[Saved entries]
=====

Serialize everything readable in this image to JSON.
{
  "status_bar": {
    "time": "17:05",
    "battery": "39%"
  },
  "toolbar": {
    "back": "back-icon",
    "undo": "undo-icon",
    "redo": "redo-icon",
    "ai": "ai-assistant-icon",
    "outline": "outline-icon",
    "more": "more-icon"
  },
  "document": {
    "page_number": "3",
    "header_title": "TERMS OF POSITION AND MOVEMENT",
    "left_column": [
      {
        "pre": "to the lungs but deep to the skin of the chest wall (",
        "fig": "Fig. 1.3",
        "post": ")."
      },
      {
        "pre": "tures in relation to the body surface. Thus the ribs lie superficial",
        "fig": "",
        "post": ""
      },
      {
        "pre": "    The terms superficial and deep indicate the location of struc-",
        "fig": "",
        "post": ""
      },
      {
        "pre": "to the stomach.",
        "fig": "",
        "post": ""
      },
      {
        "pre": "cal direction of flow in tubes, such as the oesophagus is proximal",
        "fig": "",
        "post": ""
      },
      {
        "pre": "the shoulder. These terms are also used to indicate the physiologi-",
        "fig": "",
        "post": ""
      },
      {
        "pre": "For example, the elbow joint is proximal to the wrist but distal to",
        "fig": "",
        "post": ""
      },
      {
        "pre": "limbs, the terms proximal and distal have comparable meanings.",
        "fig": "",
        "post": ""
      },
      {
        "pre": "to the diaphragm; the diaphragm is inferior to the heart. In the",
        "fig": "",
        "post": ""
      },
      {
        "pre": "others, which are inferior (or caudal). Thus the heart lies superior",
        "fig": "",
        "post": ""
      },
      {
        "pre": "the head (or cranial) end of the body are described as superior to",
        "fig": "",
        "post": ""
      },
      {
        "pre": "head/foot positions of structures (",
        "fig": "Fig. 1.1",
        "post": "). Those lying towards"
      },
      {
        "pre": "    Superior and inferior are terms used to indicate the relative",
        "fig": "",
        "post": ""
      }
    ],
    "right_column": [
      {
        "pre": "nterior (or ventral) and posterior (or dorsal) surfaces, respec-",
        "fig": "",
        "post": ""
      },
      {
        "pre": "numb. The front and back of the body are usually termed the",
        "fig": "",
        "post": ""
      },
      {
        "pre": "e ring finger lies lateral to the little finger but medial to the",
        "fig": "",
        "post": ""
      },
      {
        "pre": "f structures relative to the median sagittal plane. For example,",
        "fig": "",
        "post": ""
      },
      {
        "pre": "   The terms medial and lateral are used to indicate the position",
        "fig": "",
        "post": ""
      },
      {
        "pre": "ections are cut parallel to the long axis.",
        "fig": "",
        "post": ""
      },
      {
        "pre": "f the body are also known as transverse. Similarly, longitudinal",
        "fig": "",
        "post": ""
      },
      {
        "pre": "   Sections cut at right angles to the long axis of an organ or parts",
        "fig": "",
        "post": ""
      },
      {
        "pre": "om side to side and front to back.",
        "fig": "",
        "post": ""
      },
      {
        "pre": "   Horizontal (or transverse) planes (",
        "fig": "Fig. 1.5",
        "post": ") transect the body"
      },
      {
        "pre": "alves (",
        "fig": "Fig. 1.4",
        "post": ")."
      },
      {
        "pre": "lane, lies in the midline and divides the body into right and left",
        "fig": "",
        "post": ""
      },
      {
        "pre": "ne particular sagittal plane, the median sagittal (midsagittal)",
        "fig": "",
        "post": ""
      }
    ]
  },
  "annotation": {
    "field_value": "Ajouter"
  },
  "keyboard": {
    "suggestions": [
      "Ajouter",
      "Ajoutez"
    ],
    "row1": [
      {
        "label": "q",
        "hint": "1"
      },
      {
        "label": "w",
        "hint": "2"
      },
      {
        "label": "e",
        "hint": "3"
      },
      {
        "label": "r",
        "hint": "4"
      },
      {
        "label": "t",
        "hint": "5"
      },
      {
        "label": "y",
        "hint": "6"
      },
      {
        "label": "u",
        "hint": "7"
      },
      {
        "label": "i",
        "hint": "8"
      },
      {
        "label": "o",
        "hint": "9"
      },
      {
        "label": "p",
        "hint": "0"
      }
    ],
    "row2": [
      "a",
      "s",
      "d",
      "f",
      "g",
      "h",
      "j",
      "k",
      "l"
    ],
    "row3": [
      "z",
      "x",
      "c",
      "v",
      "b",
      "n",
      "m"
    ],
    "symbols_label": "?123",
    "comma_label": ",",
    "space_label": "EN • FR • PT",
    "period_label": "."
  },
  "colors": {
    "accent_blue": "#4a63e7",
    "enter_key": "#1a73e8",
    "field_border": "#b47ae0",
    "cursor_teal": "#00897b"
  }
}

=====

■ Written problem:
Copy down the material exactly as written.

■ Exercise answer:
Serialize everything readable in this image to JSON.
{
  "status_bar": {
    "time": "17:05",
    "battery": "39%"
  },
  "toolbar": {
    "back": "back-icon",
    "undo": "undo-icon",
    "redo": "redo-icon",
    "ai": "ai-assistant-icon",
    "outline": "outline-icon",
    "more": "more-icon"
  },
  "document": {
    "page_number": "3",
    "header_title": "TERMS OF POSITION AND MOVEMENT",
    "left_column": [
      {
        "pre": "to the lungs but deep to the skin of the chest wall (",
        "fig": "Fig. 1.3",
        "post": ")."
      },
      {
        "pre": "tures in relation to the body surface. Thus the ribs lie superficial",
        "fig": "",
        "post": ""
      },
      {
        "pre": "    The terms superficial and deep indicate the location of struc-",
        "fig": "",
        "post": ""
      },
      {
        "pre": "to the stomach.",
        "fig": "",
        "post": ""
      },
      {
        "pre": "cal direction of flow in tubes, such as the oesophagus is proximal",
        "fig": "",
        "post": ""
      },
      {
        "pre": "the shoulder. These terms are also used to indicate the physiologi-",
        "fig": "",
        "post": ""
      },
      {
        "pre": "For example, the elbow joint is proximal to the wrist but distal to",
        "fig": "",
        "post": ""
      },
      {
        "pre": "limbs, the terms proximal and distal have comparable meanings.",
        "fig": "",
        "post": ""
      },
      {
        "pre": "to the diaphragm; the diaphragm is inferior to the heart. In the",
        "fig": "",
        "post": ""
      },
      {
        "pre": "others, which are inferior (or caudal). Thus the heart lies superior",
        "fig": "",
        "post": ""
      },
      {
        "pre": "the head (or cranial) end of the body are described as superior to",
        "fig": "",
        "post": ""
      },
      {
        "pre": "head/foot positions of structures (",
        "fig": "Fig. 1.1",
        "post": "). Those lying towards"
      },
      {
        "pre": "    Superior and inferior are terms used to indicate the relative",
        "fig": "",
        "post": ""
      }
    ],
    "right_column": [
      {
        "pre": "nterior (or ventral) and posterior (or dorsal) surfaces, respec-",
        "fig": "",
        "post": ""
      },
      {
        "pre": "numb. The front and back of the body are usually termed the",
        "fig": "",
        "post": ""
      },
      {
        "pre": "e ring finger lies lateral to the little finger but medial to the",
        "fig": "",
        "post": ""
      },
      {
        "pre": "f structures relative to the median sagittal plane. For example,",
        "fig": "",
        "post": ""
      },
      {
        "pre": "   The terms medial and lateral are used to indicate the position",
        "fig": "",
        "post": ""
      },
      {
        "pre": "ections are cut parallel to the long axis.",
        "fig": "",
        "post": ""
      },
      {
        "pre": "f the body are also known as transverse. Similarly, longitudinal",
        "fig": "",
        "post": ""
      },
      {
        "pre": "   Sections cut at right angles to the long axis of an organ or parts",
        "fig": "",
        "post": ""
      },
      {
        "pre": "om side to side and front to back.",
        "fig": "",
        "post": ""
      },
      {
        "pre": "   Horizontal (or transverse) planes (",
        "fig": "Fig. 1.5",
        "post": ") transect the body"
      },
      {
        "pre": "alves (",
        "fig": "Fig. 1.4",
        "post": ")."
      },
      {
        "pre": "lane, lies in the midline and divides the body into right and left",
        "fig": "",
        "post": ""
      },
      {
        "pre": "ne particular sagittal plane, the median sagittal (midsagittal)",
        "fig": "",
        "post": ""
      }
    ]
  },
  "annotation": {
    "field_value": "Ajouter"
  },
  "keyboard": {
    "suggestions": [
      "Ajouter",
      "Ajoutez"
    ],
    "row1": [
      {
        "label": "q",
        "hint": "1"
      },
      {
        "label": "w",
        "hint": "2"
      },
      {
        "label": "e",
        "hint": "3"
      },
      {
        "label": "r",
        "hint": "4"
      },
      {
        "label": "t",
        "hint": "5"
      },
      {
        "label": "y",
        "hint": "6"
      },
      {
        "label": "u",
        "hint": "7"
      },
      {
        "label": "i",
        "hint": "8"
      },
      {
        "label": "o",
        "hint": "9"
      },
      {
        "label": "p",
        "hint": "0"
      }
    ],
    "row2": [
      "a",
      "s",
      "d",
      "f",
      "g",
      "h",
      "j",
      "k",
      "l"
    ],
    "row3": [
      "z",
      "x",
      "c",
      "v",
      "b",
      "n",
      "m"
    ],
    "symbols_label": "?123",
    "comma_label": ",",
    "space_label": "EN • FR • PT",
    "period_label": "."
  },
  "colors": {
    "accent_blue": "#4a63e7",
    "enter_key": "#1a73e8",
    "field_border": "#b47ae0",
    "cursor_teal": "#00897b"
  }
}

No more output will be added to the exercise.